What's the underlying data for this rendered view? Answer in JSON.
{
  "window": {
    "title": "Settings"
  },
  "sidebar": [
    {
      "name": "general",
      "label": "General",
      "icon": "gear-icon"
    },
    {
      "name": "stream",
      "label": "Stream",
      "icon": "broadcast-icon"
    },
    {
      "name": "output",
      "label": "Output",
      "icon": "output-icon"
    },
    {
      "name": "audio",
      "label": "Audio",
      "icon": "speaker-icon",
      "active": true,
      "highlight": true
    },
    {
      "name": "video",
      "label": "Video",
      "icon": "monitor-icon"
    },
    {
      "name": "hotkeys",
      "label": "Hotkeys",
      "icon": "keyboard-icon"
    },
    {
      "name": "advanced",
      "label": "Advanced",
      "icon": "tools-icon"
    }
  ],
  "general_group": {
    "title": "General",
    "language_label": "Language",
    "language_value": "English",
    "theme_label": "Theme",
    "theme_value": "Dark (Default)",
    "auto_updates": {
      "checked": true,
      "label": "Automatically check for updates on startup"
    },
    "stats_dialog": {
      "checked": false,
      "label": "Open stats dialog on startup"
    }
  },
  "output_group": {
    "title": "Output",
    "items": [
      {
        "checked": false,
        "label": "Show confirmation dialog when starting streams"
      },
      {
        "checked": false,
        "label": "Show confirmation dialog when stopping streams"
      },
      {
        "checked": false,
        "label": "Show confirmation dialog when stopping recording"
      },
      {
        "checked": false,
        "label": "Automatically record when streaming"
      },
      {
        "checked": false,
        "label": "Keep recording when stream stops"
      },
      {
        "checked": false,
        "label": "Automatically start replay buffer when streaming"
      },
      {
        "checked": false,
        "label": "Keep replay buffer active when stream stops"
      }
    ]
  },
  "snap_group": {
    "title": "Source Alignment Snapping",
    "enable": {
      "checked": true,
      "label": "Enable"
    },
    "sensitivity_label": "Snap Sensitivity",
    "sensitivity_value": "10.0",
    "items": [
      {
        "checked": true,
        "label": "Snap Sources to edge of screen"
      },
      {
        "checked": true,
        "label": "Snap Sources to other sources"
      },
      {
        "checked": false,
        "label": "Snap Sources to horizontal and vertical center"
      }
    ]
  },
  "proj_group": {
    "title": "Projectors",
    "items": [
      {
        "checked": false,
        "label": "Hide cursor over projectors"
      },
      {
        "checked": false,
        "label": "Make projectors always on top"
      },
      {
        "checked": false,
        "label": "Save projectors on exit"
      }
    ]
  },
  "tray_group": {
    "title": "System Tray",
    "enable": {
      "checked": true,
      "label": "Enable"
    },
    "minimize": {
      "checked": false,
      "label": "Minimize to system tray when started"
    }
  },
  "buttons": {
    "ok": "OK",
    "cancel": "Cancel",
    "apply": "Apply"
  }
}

════

Copy out every line from the records that has the word "streams".

        "label": "Show confirmation dialog when starting streams"
        "label": "Show confirmation dialog when stopping streams"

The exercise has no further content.